Goal: In the entries below, count each line holding the word "Portrait". Answer with the total alone.

Data excerpts:
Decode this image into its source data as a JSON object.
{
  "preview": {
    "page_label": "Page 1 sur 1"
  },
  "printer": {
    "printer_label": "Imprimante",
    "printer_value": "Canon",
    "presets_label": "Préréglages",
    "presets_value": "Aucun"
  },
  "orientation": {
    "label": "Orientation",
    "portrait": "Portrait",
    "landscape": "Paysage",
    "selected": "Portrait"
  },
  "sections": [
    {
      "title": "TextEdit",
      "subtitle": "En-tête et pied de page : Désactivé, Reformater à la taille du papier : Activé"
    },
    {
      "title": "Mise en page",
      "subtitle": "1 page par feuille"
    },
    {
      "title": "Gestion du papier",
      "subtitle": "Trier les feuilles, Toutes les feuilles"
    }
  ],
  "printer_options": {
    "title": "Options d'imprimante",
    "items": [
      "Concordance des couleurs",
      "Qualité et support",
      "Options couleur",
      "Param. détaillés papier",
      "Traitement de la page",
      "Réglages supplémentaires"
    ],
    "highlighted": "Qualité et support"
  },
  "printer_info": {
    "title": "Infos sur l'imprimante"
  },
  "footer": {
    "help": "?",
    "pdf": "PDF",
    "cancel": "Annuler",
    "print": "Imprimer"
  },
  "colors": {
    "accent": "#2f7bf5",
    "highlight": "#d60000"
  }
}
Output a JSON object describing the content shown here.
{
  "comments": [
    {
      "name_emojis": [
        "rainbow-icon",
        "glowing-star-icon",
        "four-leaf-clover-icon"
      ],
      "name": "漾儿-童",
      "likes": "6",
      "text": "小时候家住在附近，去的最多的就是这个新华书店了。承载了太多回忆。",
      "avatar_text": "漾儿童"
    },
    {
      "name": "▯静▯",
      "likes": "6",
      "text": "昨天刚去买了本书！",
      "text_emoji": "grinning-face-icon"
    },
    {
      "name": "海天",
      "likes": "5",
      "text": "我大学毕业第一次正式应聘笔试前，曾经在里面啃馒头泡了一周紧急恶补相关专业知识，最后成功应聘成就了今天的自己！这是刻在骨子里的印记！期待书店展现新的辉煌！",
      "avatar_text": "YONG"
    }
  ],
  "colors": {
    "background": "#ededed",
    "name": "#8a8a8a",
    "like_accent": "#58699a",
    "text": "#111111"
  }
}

Response to the task: 2